> _Task requirements_
Transcribe every line of the entries below exactly as it appears, leaving out the pictures.

> _Material for this exercise_
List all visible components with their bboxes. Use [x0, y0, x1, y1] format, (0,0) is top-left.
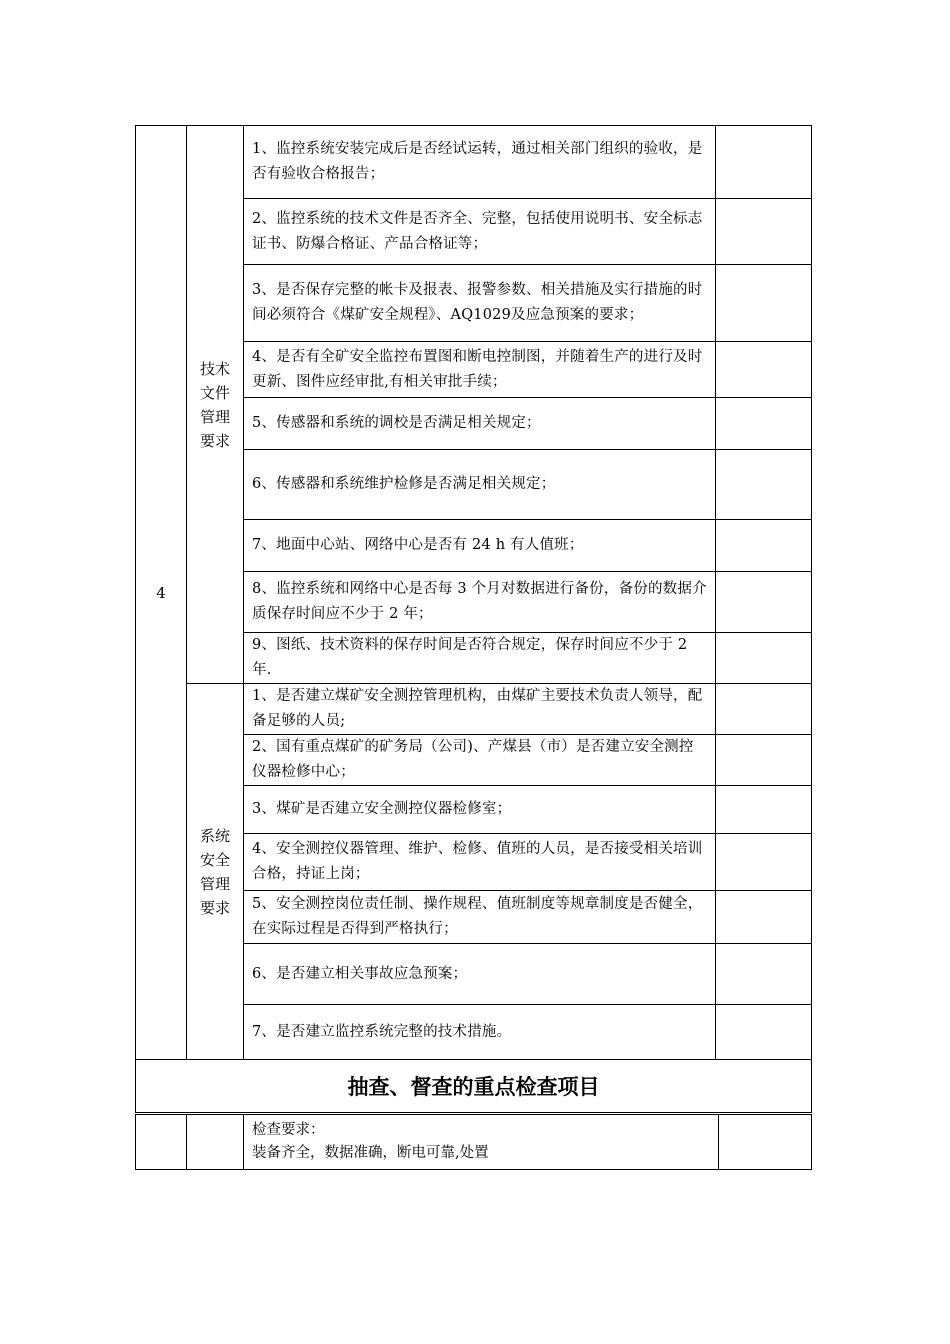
result-cell[interactable]	[716, 684, 812, 735]
result-cell[interactable]	[716, 891, 812, 944]
result-cell[interactable]	[716, 126, 812, 199]
check-item: 7、是否建立监控系统完整的技术措施。	[244, 1005, 716, 1060]
result-cell[interactable]	[716, 450, 812, 520]
number-cell	[136, 1115, 187, 1170]
check-item: 2、国有重点煤矿的矿务局（公司)、产煤县（市）是否建立安全测控仪器检修中心；	[244, 735, 716, 786]
group-number: 4	[136, 126, 187, 1060]
category-cell	[187, 1115, 244, 1170]
category-label: 系统安全管理要求	[199, 826, 230, 917]
result-cell[interactable]	[716, 342, 812, 398]
check-item: 1、是否建立煤矿安全测控管理机构，由煤矿主要技术负责人领导，配备足够的人员;	[244, 684, 716, 735]
result-cell[interactable]	[716, 944, 812, 1005]
table-row	[136, 1060, 812, 1113]
check-item: 5、传感器和系统的调校是否满足相关规定；	[244, 398, 716, 450]
check-item: 7、地面中心站、网络中心是否有 24 h 有人值班；	[244, 520, 716, 572]
category-system-safety	[187, 684, 244, 1060]
check-item: 6、是否建立相关事故应急预案；	[244, 944, 716, 1005]
category-tech-docs	[187, 126, 244, 684]
table-row	[136, 684, 812, 735]
requirement-text: 装备齐全，数据准确，断电可靠,处置	[252, 1145, 489, 1161]
result-cell[interactable]	[716, 735, 812, 786]
result-cell[interactable]	[716, 572, 812, 633]
check-item: 8、监控系统和网络中心是否每 3 个月对数据进行备份，备份的数据介质保存时间应不少于 2 年；	[244, 572, 716, 633]
check-item: 3、是否保存完整的帐卡及报表、报警参数、相关措施及实行措施的时间必须符合《煤矿安全规程》、AQ1029及应急预案的要求；	[244, 265, 716, 342]
check-requirement	[244, 1115, 719, 1170]
result-cell[interactable]	[716, 520, 812, 572]
category-label: 技术文件管理要求	[199, 359, 230, 450]
check-item: 5、安全测控岗位责任制、操作规程、值班制度等规章制度是否健全，在实际过程是否得到严格执行；	[244, 891, 716, 944]
result-cell[interactable]	[716, 398, 812, 450]
result-cell[interactable]	[716, 786, 812, 834]
check-item: 9、图纸、技术资料的保存时间是否符合规定，保存时间应不少于 2 年.	[244, 633, 716, 684]
check-item: 4、是否有全矿安全监控布置图和断电控制图，并随着生产的进行及时更新、图件应经审批,有相关审批手续；	[244, 342, 716, 398]
check-item: 1、监控系统安装完成后是否经试运转，通过相关部门组织的验收，是否有验收合格报告；	[244, 126, 716, 199]
requirement-label: 检查要求：	[252, 1122, 325, 1138]
result-cell[interactable]	[719, 1115, 812, 1170]
spot-check-table	[135, 1114, 812, 1170]
check-item: 4、安全测控仪器管理、维护、检修、值班的人员，是否接受相关培训合格，持证上岗；	[244, 834, 716, 891]
check-item: 2、监控系统的技术文件是否齐全、完整，包括使用说明书、安全标志证书、防爆合格证、产品合格证等；	[244, 199, 716, 265]
result-cell[interactable]	[716, 1005, 812, 1060]
result-cell[interactable]	[716, 633, 812, 684]
table-row	[136, 126, 812, 199]
table-row	[136, 1115, 812, 1170]
check-item: 3、煤矿是否建立安全测控仪器检修室；	[244, 786, 716, 834]
result-cell[interactable]	[716, 265, 812, 342]
inspection-table	[135, 125, 812, 1113]
result-cell[interactable]	[716, 834, 812, 891]
result-cell[interactable]	[716, 199, 812, 265]
check-item: 6、传感器和系统维护检修是否满足相关规定；	[244, 450, 716, 520]
section-heading: 抽查、督查的重点检查项目	[136, 1060, 812, 1113]
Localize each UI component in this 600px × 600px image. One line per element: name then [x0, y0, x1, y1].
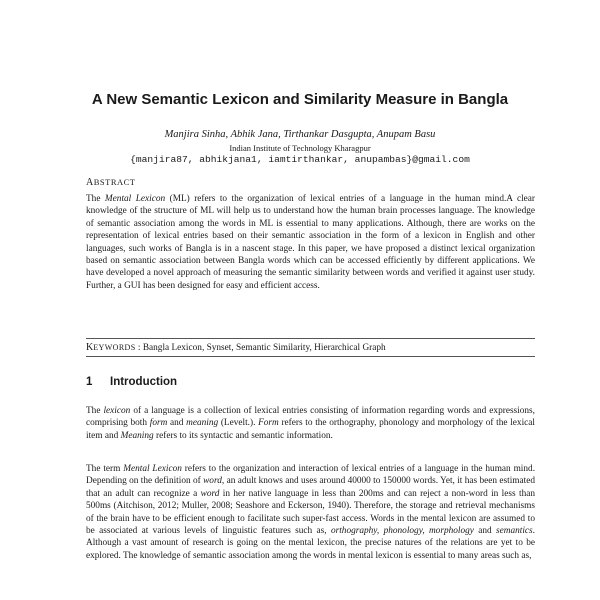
abstract-heading: [86, 177, 136, 188]
keywords-text: : Bangla Lexicon, Synset, Semantic Similarity, Hierarchical Graph: [135, 343, 386, 353]
para-term: form: [149, 418, 168, 429]
para-text: , an adult knows and uses around 40000 to 150000 words. Yet, it has been estimated that an adult can recognize a: [86, 476, 535, 499]
author-emails: {manjira87, abhikjana1, iamtirthankar, anupambas}@gmail.com: [130, 154, 470, 165]
para-text: refers to the orthography, phonology and morphology of the lexical item and: [86, 418, 535, 441]
abstract-heading-rest: BSTRACT: [93, 177, 136, 187]
affiliation: Indian Institute of Technology Kharagpur: [229, 143, 371, 153]
para-text: refers to the organization and interaction of lexical entries of a language in the human mind. Depending on the definition of: [86, 464, 536, 487]
para-text: The: [86, 406, 104, 416]
para-term: meaning: [186, 418, 219, 429]
keywords-label: [86, 343, 136, 353]
para-term: Form: [258, 418, 279, 429]
para-text: of a language is a collection of lexical entries consisting of information regarding words and expressions, comprising both: [86, 406, 535, 429]
para-text: and: [167, 418, 187, 429]
abstract-text: The: [86, 194, 105, 204]
section-title: Introduction: [110, 376, 178, 388]
para-text: and: [473, 526, 496, 537]
para-term: Meaning: [120, 430, 154, 441]
para-term: orthography, phonology, morphology: [330, 526, 474, 537]
para-term: semantics: [496, 526, 533, 537]
abstract-term: Mental Lexicon: [104, 194, 166, 204]
abstract-text: (ML) refers to the organization of lexical entries of a language in the human mind.A clear knowledge of the structure of ML will help us to understand how the human brain processes language. The knowledge of semantic association among the words in ML is essential to many applications. Although, there are works on the representation of lexical entries based on their semantic association in the form of a lexicon in English and other languages, such works of Bangla is in a nascent stage. In this paper, we have proposed a distinct lexical organization based on semantic association between Bangla words which can be accessed efficiently by different applications. We have developed a novel approach of measuring the semantic similarity between words and verified it against user study. Further, a GUI has been designed for easy and efficient access.: [86, 194, 536, 291]
para-text: . Although a vast amount of research is going on the mental lexicon, the precise natures of the relations are yet to be explored. The knowledge of semantic association among the words in mental lexicon is essential to many areas such as,: [86, 526, 535, 561]
keywords-line: [86, 342, 386, 353]
para-text: in her native language in less than 200ms and can reject a non-word in less than 500ms (Aitchison, 2012; Muller, 2008; Seashore and Eckerson, 1940). Therefore, the storage and retrieval mechanisms of the brain have to be efficient enough to facilitate such super-fast access. Words in the mental lexicon are assumed to be associated at various levels of linguistic features such as,: [86, 488, 535, 537]
abstract-body: [86, 193, 535, 292]
section-heading: [86, 376, 177, 388]
section-number: 1: [86, 376, 93, 388]
para-text: The term: [86, 464, 124, 474]
intro-paragraph-2: [86, 463, 535, 562]
para-term: Mental Lexicon: [123, 464, 182, 474]
para-text: (Levelt.).: [218, 418, 259, 429]
para-text: refers to its syntactic and semantic information.: [153, 430, 333, 441]
keywords-top-rule: [86, 338, 535, 339]
para-term: lexicon: [103, 406, 131, 416]
para-term: word: [203, 476, 222, 487]
para-term: word: [200, 488, 220, 499]
abstract-heading-first: A: [86, 177, 94, 188]
keywords-bottom-rule: [86, 356, 535, 357]
kw-rest: EYWORDS: [93, 343, 136, 352]
intro-paragraph-1: [86, 405, 535, 442]
kw-first: K: [86, 342, 94, 353]
author-list: Manjira Sinha, Abhik Jana, Tirthankar Dasgupta, Anupam Basu: [164, 129, 436, 140]
paper-title: A New Semantic Lexicon and Similarity Measure in Bangla: [91, 91, 509, 108]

> _Answer below_
List all visible components with their bboxes. Use [x0, y0, x1, y1] format, (0,0) is top-left.
result-cell[interactable]	[716, 684, 812, 735]
result-cell[interactable]	[716, 891, 812, 944]
result-cell[interactable]	[716, 126, 812, 199]
check-item: 7、是否建立监控系统完整的技术措施。	[244, 1005, 716, 1060]
result-cell[interactable]	[716, 450, 812, 520]
number-cell	[136, 1115, 187, 1170]
check-item: 2、国有重点煤矿的矿务局（公司)、产煤县（市）是否建立安全测控仪器检修中心；	[244, 735, 716, 786]
group-number: 4	[136, 126, 187, 1060]
category-cell	[187, 1115, 244, 1170]
category-label: 系统安全管理要求	[199, 826, 230, 917]
result-cell[interactable]	[716, 342, 812, 398]
check-item: 1、是否建立煤矿安全测控管理机构，由煤矿主要技术负责人领导，配备足够的人员;	[244, 684, 716, 735]
result-cell[interactable]	[716, 944, 812, 1005]
table-row	[136, 1060, 812, 1113]
check-item: 5、传感器和系统的调校是否满足相关规定；	[244, 398, 716, 450]
check-item: 7、地面中心站、网络中心是否有 24 h 有人值班；	[244, 520, 716, 572]
category-system-safety	[187, 684, 244, 1060]
check-item: 6、是否建立相关事故应急预案；	[244, 944, 716, 1005]
category-tech-docs	[187, 126, 244, 684]
table-row	[136, 684, 812, 735]
requirement-text: 装备齐全，数据准确，断电可靠,处置	[252, 1145, 489, 1161]
result-cell[interactable]	[716, 735, 812, 786]
result-cell[interactable]	[716, 572, 812, 633]
check-item: 8、监控系统和网络中心是否每 3 个月对数据进行备份，备份的数据介质保存时间应不少于 2 年；	[244, 572, 716, 633]
check-item: 3、是否保存完整的帐卡及报表、报警参数、相关措施及实行措施的时间必须符合《煤矿安全规程》、AQ1029及应急预案的要求；	[244, 265, 716, 342]
check-requirement	[244, 1115, 719, 1170]
result-cell[interactable]	[716, 520, 812, 572]
category-label: 技术文件管理要求	[199, 359, 230, 450]
check-item: 5、安全测控岗位责任制、操作规程、值班制度等规章制度是否健全，在实际过程是否得到严格执行；	[244, 891, 716, 944]
result-cell[interactable]	[716, 398, 812, 450]
result-cell[interactable]	[716, 786, 812, 834]
check-item: 9、图纸、技术资料的保存时间是否符合规定，保存时间应不少于 2 年.	[244, 633, 716, 684]
check-item: 4、是否有全矿安全监控布置图和断电控制图，并随着生产的进行及时更新、图件应经审批,有相关审批手续；	[244, 342, 716, 398]
check-item: 1、监控系统安装完成后是否经试运转，通过相关部门组织的验收，是否有验收合格报告；	[244, 126, 716, 199]
requirement-label: 检查要求：	[252, 1122, 325, 1138]
result-cell[interactable]	[719, 1115, 812, 1170]
spot-check-table	[135, 1114, 812, 1170]
check-item: 4、安全测控仪器管理、维护、检修、值班的人员，是否接受相关培训合格，持证上岗；	[244, 834, 716, 891]
check-item: 2、监控系统的技术文件是否齐全、完整，包括使用说明书、安全标志证书、防爆合格证、产品合格证等；	[244, 199, 716, 265]
result-cell[interactable]	[716, 1005, 812, 1060]
result-cell[interactable]	[716, 633, 812, 684]
table-row	[136, 126, 812, 199]
table-row	[136, 1115, 812, 1170]
check-item: 3、煤矿是否建立安全测控仪器检修室；	[244, 786, 716, 834]
result-cell[interactable]	[716, 265, 812, 342]
inspection-table	[135, 125, 812, 1113]
result-cell[interactable]	[716, 834, 812, 891]
result-cell[interactable]	[716, 199, 812, 265]
check-item: 6、传感器和系统维护检修是否满足相关规定；	[244, 450, 716, 520]
section-heading: 抽查、督查的重点检查项目	[136, 1060, 812, 1113]
Localize each UI component in this 600px × 600px image. One line per element: name then [x0, y0, x1, y1].
abstract-heading: [86, 177, 136, 188]
keywords-text: : Bangla Lexicon, Synset, Semantic Similarity, Hierarchical Graph: [135, 343, 386, 353]
para-term: form: [149, 418, 168, 429]
para-text: , an adult knows and uses around 40000 to 150000 words. Yet, it has been estimated that an adult can recognize a: [86, 476, 535, 499]
author-emails: {manjira87, abhikjana1, iamtirthankar, anupambas}@gmail.com: [130, 154, 470, 165]
para-text: refers to the orthography, phonology and morphology of the lexical item and: [86, 418, 535, 441]
abstract-heading-rest: BSTRACT: [93, 177, 136, 187]
affiliation: Indian Institute of Technology Kharagpur: [229, 143, 371, 153]
para-text: refers to the organization and interaction of lexical entries of a language in the human mind. Depending on the definition of: [86, 464, 536, 487]
para-text: The: [86, 406, 104, 416]
para-term: meaning: [186, 418, 219, 429]
keywords-label: [86, 343, 136, 353]
para-term: Form: [258, 418, 279, 429]
para-text: of a language is a collection of lexical entries consisting of information regarding words and expressions, comprising both: [86, 406, 535, 429]
para-text: and: [167, 418, 187, 429]
abstract-text: The: [86, 194, 105, 204]
section-title: Introduction: [110, 376, 178, 388]
para-text: and: [473, 526, 496, 537]
para-term: Meaning: [120, 430, 154, 441]
para-term: orthography, phonology, morphology: [330, 526, 474, 537]
para-term: semantics: [496, 526, 533, 537]
abstract-term: Mental Lexicon: [104, 194, 166, 204]
abstract-text: (ML) refers to the organization of lexical entries of a language in the human mind.A clear knowledge of the structure of ML will help us to understand how the human brain processes language. The knowledge of semantic association among the words in ML is essential to many applications. Although, there are works on the representation of lexical entries based on their semantic association in the form of a lexicon in English and other languages, such works of Bangla is in a nascent stage. In this paper, we have proposed a distinct lexical organization based on semantic association between Bangla words which can be accessed efficiently by different applications. We have developed a novel approach of measuring the semantic similarity between words and verified it against user study. Further, a GUI has been designed for easy and efficient access.: [86, 194, 536, 291]
para-text: . Although a vast amount of research is going on the mental lexicon, the precise natures of the relations are yet to be explored. The knowledge of semantic association among the words in mental lexicon is essential to many areas such as,: [86, 526, 535, 561]
keywords-line: [86, 342, 386, 353]
para-text: in her native language in less than 200ms and can reject a non-word in less than 500ms (Aitchison, 2012; Muller, 2008; Seashore and Eckerson, 1940). Therefore, the storage and retrieval mechanisms of the brain have to be efficient enough to facilitate such super-fast access. Words in the mental lexicon are assumed to be associated at various levels of linguistic features such as,: [86, 488, 535, 537]
abstract-body: [86, 193, 535, 292]
section-heading: [86, 376, 177, 388]
section-number: 1: [86, 376, 93, 388]
para-text: The term: [86, 464, 124, 474]
intro-paragraph-2: [86, 463, 535, 562]
para-term: Mental Lexicon: [123, 464, 182, 474]
para-text: (Levelt.).: [218, 418, 259, 429]
para-text: refers to its syntactic and semantic information.: [153, 430, 333, 441]
keywords-top-rule: [86, 338, 535, 339]
para-term: lexicon: [103, 406, 131, 416]
para-term: word: [203, 476, 222, 487]
para-term: word: [200, 488, 220, 499]
abstract-heading-first: A: [86, 177, 94, 188]
keywords-bottom-rule: [86, 356, 535, 357]
kw-rest: EYWORDS: [93, 343, 136, 352]
intro-paragraph-1: [86, 405, 535, 442]
kw-first: K: [86, 342, 94, 353]
author-list: Manjira Sinha, Abhik Jana, Tirthankar Dasgupta, Anupam Basu: [164, 129, 436, 140]
paper-title: A New Semantic Lexicon and Similarity Measure in Bangla: [91, 91, 509, 108]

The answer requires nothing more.